FRAGMENTO DE LECTURA:
Digámoslo de otro modo, ¿por qué tendría el padre el privilegio de representar la metáfora que separa el sentido y el no-sentido? El padre representa ante todo un orden, que hemos ilustrado con la numeración arábiga. Si la significación, en cambio, ligara directamente con el referente –lo hemos dicho antes–, este orden no tendría existencia. El lenguaje no sería un sistema caracterizado por la coherencia posicional, habría relaciones biunívocas y el código, en tanto reenvío significante, no importaría. El padre sería otra cosa. En todo caso, no tendría el privilegio del símbolo.
Prosigamos esta reflexión por su otra faz: el significado. La imposibilidad del significante de dar cuenta de sí mismo queda tomada en un significante exterior, excluido de la cadena, que representa esa falla. El Falo será, desde entonces, el significante del significado. El Edipo, por su parte, es un sistema que ubica al sujeto mediante la exclusión del goce incestuoso. Si accediera a él duplicaría al significante: sería hijo y padre, podría engendrarse a sí mismo, y por lo tanto hallaríamos un punto –un goce podrido, decía Lacan– donde el significante sería capaz de significarse a sí mismo. El padre-hijo, la madre-esposa serían equivalentes al Falo, al goce incestuoso. Podemos decir entonces que la cadena significante es al Falo como el Edipo es al incesto. Esto justifica el “estructuralismo” inicial de Lacan y su programa: el Edipo es un sistema significante. Y en ese sistema sólo el asesinato del padre y el incesto podrán conducir a la relación sexual. Estos actos producen la flexión significante que el sistema exige.
Señalemos, asimismo, que la simbolización del Otro no puede producirse en razón de la exclusión del Falo del sistema. Sería necesario que el significante se significara a sí mismo –su posición como significante y como significado se igualarían– para que el código resultara simbolizable.

MATERIAL PROPORCIONADO:
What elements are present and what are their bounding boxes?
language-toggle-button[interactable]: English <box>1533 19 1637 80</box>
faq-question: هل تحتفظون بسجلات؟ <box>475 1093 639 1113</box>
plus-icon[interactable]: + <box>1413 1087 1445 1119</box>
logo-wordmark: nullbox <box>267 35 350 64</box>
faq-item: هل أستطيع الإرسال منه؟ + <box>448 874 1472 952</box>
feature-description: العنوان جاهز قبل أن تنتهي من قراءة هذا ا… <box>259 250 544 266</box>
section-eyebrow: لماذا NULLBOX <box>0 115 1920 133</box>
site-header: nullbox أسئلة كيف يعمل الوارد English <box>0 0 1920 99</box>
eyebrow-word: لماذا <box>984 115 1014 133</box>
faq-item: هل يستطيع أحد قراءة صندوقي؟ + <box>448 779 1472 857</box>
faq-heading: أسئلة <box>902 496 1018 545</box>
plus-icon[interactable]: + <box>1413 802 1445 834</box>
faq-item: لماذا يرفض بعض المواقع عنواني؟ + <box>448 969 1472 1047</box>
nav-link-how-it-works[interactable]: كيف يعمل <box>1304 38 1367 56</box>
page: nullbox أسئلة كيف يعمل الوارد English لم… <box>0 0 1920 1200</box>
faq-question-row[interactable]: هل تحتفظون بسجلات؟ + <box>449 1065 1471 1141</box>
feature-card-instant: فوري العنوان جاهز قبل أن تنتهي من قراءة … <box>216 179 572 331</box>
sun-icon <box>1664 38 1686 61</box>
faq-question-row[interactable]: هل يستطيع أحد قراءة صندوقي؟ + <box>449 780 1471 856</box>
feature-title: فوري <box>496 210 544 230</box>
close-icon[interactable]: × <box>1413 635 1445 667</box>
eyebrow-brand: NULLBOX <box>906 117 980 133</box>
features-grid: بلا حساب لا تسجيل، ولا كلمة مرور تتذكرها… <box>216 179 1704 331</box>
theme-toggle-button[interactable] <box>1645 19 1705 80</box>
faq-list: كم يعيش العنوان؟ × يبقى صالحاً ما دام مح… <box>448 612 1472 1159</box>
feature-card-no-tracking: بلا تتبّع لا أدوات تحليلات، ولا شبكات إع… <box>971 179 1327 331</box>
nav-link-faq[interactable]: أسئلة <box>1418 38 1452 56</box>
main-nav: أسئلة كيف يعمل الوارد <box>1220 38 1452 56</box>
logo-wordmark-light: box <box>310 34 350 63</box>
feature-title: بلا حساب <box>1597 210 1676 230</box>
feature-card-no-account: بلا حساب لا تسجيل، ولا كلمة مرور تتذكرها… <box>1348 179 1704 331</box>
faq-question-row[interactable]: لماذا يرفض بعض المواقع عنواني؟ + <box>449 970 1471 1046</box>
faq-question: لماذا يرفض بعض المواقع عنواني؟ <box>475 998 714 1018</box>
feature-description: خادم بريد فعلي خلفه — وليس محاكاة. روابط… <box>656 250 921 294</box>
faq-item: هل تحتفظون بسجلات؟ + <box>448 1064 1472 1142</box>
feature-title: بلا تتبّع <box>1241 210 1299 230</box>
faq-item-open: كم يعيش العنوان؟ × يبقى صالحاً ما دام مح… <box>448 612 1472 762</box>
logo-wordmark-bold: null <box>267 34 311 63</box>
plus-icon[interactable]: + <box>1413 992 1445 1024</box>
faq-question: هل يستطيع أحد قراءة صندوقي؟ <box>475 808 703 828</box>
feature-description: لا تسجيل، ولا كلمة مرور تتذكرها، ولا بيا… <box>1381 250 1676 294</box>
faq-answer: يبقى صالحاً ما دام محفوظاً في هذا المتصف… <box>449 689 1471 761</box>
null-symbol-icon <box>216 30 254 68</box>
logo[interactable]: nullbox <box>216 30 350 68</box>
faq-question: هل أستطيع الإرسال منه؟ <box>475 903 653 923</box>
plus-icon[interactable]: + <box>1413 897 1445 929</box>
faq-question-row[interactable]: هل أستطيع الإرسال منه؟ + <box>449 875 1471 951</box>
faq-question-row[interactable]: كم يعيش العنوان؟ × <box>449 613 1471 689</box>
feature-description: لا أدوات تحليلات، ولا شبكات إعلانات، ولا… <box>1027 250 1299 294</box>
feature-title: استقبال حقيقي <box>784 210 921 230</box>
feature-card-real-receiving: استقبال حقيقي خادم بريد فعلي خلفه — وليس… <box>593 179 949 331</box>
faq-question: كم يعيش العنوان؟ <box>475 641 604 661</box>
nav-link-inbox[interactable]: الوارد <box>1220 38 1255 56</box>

DETALLES DEL EJERCICIO: Indique si cada afirmación concuerda con el fragmento. Responda sí o no y cite literalmente las palabras decisivas. (a) El Edipo es un sistema que ubica al sujeto mediante la exclusión del goce incestuoso. (b) El orden que representa el padre se ilustra con la numeración romana. (c) La simbolización del Otro se produce gracias a la inclusión del Falo en el sistema.

SOLUCIÓN REDACTADA:
(a) Sí: «El Edipo, por su parte, es un sistema que ubica al sujeto mediante la exclusión del goce incestuoso».
(b) No: «El padre representa ante todo un orden, que hemos ilustrado con la numeración arábiga».
(c) No: «la simbolización del Otro no puede producirse en razón de la exclusión del Falo del sistema».